Extrait proposé:
----
On n’en a pas trouvé pour la bonne raison qu’à cette époque dès qu’il y avait une alerte épidémique sur une des îles, les autres îles se fermaient. Les gens ont envisagé cela mais ils savaient qu’ils devraient au mieux se soumettre à une quarantaine. Il y eut tout de même un certain soutien des îles voisines, comme des médecins venant de Martinique. Cela dit l’impact du choléra n’a pas été le même sur tout le territoire guadeloupéen. A St Claude, par exemple, il y a eu peu de morts.
Dans votre livre vous étudiez les conséquences de l’épidémie du choléra sur la société guadeloupéenne, avez-vous comparé les conséquences du choléra en 1865 avec celles, aujourd’hui du covid-19 ?
----
Lignes fournies:
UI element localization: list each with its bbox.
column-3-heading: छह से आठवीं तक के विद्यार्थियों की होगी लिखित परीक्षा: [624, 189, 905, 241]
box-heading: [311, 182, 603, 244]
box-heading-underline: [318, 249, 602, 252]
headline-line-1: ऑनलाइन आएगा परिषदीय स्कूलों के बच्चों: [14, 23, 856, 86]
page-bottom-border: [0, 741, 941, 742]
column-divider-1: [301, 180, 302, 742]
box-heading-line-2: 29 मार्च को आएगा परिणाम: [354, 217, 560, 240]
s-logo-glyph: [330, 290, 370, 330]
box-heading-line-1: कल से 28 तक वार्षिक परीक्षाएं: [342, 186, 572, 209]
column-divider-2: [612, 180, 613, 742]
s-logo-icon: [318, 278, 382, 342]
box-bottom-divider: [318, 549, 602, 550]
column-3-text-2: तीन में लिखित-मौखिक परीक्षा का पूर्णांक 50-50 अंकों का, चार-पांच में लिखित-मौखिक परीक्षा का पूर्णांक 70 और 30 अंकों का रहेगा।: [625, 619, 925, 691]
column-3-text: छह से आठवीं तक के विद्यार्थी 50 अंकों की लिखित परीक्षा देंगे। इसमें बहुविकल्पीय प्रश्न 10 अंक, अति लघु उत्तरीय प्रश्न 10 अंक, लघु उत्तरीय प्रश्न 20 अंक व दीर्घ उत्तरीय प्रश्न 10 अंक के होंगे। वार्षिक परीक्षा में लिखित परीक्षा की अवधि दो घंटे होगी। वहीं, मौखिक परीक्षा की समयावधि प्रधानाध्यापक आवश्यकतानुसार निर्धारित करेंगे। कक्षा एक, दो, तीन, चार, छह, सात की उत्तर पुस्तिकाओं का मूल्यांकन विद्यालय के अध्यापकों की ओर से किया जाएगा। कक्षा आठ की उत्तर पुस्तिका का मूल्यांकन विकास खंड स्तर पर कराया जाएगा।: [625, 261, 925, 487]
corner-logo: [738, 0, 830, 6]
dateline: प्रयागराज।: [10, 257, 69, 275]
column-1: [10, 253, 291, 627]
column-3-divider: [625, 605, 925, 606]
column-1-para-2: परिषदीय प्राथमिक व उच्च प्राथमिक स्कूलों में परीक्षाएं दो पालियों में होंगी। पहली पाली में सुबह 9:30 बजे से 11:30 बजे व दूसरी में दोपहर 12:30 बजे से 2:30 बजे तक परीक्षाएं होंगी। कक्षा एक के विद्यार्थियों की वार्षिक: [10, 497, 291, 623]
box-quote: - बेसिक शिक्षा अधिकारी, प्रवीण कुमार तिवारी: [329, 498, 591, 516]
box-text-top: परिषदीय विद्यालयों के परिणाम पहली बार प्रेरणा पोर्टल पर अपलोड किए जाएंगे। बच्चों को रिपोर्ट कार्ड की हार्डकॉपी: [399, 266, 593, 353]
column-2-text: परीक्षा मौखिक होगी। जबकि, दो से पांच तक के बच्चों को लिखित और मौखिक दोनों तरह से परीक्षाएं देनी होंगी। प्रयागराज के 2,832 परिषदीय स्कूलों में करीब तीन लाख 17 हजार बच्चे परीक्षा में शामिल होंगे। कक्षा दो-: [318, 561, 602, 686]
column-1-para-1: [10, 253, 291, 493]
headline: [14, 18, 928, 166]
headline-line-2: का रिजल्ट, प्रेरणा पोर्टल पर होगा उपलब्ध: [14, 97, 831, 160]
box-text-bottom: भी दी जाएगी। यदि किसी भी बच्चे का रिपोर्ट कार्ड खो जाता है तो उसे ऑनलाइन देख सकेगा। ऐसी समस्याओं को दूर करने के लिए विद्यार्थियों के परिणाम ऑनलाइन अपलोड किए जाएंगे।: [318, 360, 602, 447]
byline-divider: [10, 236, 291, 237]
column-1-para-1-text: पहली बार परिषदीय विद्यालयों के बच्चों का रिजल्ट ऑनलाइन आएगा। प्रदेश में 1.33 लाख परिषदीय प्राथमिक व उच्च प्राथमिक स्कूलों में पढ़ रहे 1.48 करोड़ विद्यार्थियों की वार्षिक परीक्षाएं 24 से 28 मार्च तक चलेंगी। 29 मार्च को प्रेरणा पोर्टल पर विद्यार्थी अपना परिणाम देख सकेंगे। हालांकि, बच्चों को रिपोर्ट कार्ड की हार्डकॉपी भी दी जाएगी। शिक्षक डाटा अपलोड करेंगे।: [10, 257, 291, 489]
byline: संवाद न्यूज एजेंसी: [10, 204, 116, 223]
----
Consigne 1: Selon l’extrait sur le choléra en Guadeloupe, d’où venaient les médecins envoyés en soutien par les îles voisines ?
Consigne 2: Recopiez mot pour mot le passage de l’extrait sur le choléra en Guadeloupe qui s’ouvre sur les mots contenant « On n’en a pas » et se referme sur « du covid-19 ? ».
Consigne 3: Pour chacune des affirmations suivantes, indiquez par oui ou par non si elle concorde avec l’extrait sur le choléra en Guadeloupe, et citez les mots décisifs du texte : (a) À St Claude, le choléra a fait beaucoup de morts. (b) Lors d’une alerte épidémique sur une île, les autres îles se fermaient. (c) L’impact du choléra a été le même sur tout le territoire guadeloupéen.

Réponse rédigée 1: Ils venaient de Martinique.

Réponse rédigée 2:
On n’en a pas trouvé pour la bonne raison qu’à cette époque dès qu’il y avait une alerte épidémique sur une des îles, les autres îles se fermaient. Les gens ont envisagé cela mais ils savaient qu’ils devraient au mieux se soumettre à une quarantaine. Il y eut tout de même un certain soutien des îles voisines, comme des médecins venant de Martinique. Cela dit l’impact du choléra n’a pas été le même sur tout le territoire guadeloupéen. A St Claude, par exemple, il y a eu peu de morts.
Dans votre livre vous étudiez les conséquences de l’épidémie du choléra sur la société guadeloupéenne, avez-vous comparé les conséquences du choléra en 1865 avec celles, aujourd’hui du covid-19 ?

Réponse rédigée 3:
(a) Non : « A St Claude, par exemple, il y a eu peu de morts. »
(b) Oui : « dès qu’il y avait une alerte épidémique sur une des îles, les autres îles se fermaient ».
(c) Non : « l’impact du choléra n’a pas été le même sur tout le territoire guadeloupéen ».